----- Data lines

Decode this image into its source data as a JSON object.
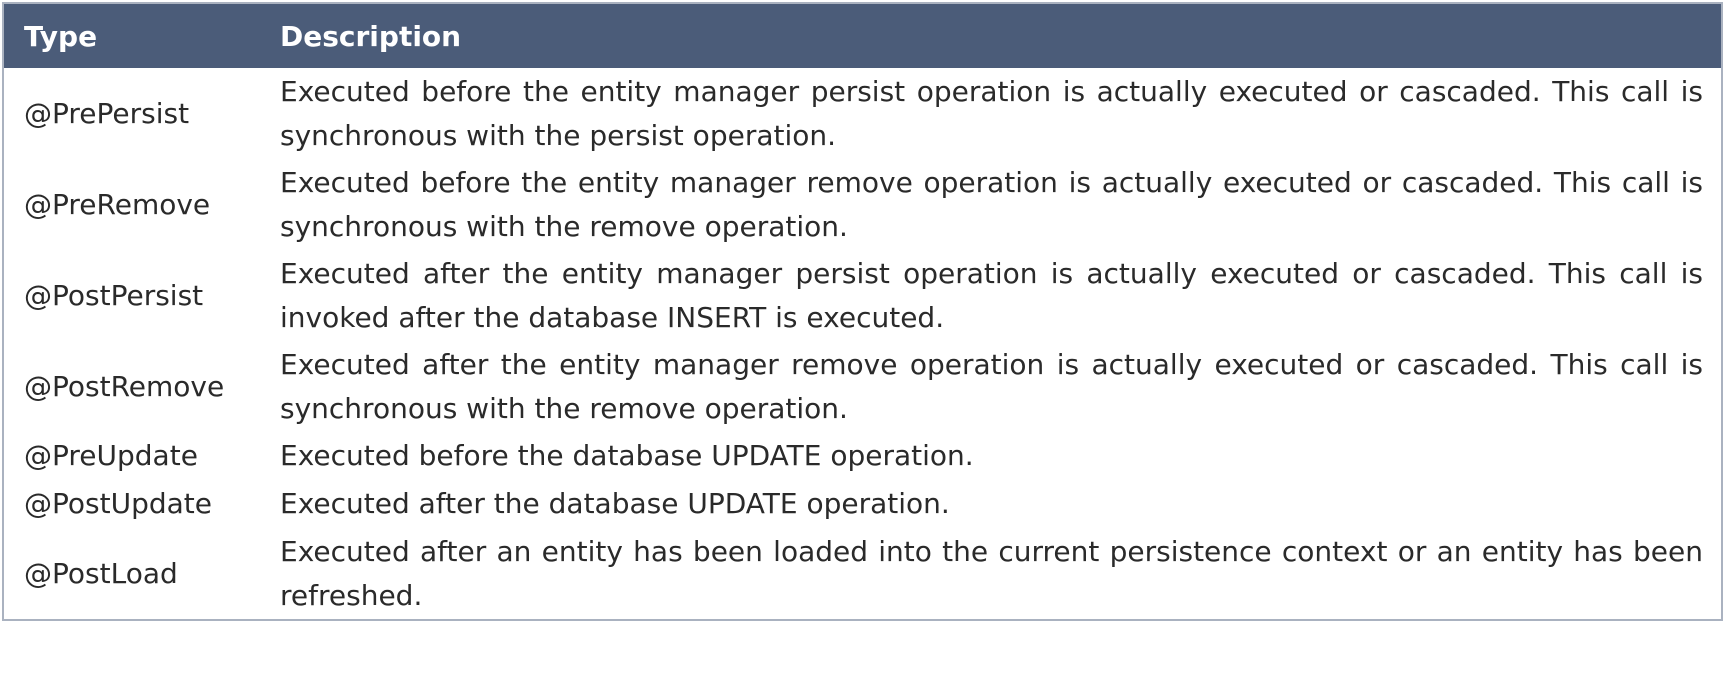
{
  "header": {
    "type_label": "Type",
    "description_label": "Description"
  },
  "rows": [
    {
      "type": "@PrePersist",
      "description": "Executed before the entity manager persist operation is actually executed or cascaded. This call is synchronous with the persist operation."
    },
    {
      "type": "@PreRemove",
      "description": "Executed before the entity manager remove operation is actually executed or cascaded. This call is synchronous with the remove operation."
    },
    {
      "type": "@PostPersist",
      "description": "Executed after the entity manager persist operation is actually executed or cascaded. This call is invoked after the database INSERT is executed."
    },
    {
      "type": "@PostRemove",
      "description": "Executed after the entity manager remove operation is actually executed or cascaded. This call is synchronous with the remove operation."
    },
    {
      "type": "@PreUpdate",
      "description": "Executed before the database UPDATE operation."
    },
    {
      "type": "@PostUpdate",
      "description": "Executed after the database UPDATE operation."
    },
    {
      "type": "@PostLoad",
      "description": "Executed after an entity has been loaded into the current persistence context or an entity has been refreshed."
    }
  ],
  "colors": {
    "header_background": "#4b5c79",
    "header_text": "#ffffff",
    "border": "#aab2c0"
  }
}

----------

→ **Directions for this task**:
Work out how many lines of the material above contain the word "call", then give only that figure.

→ **Problem solution**:
4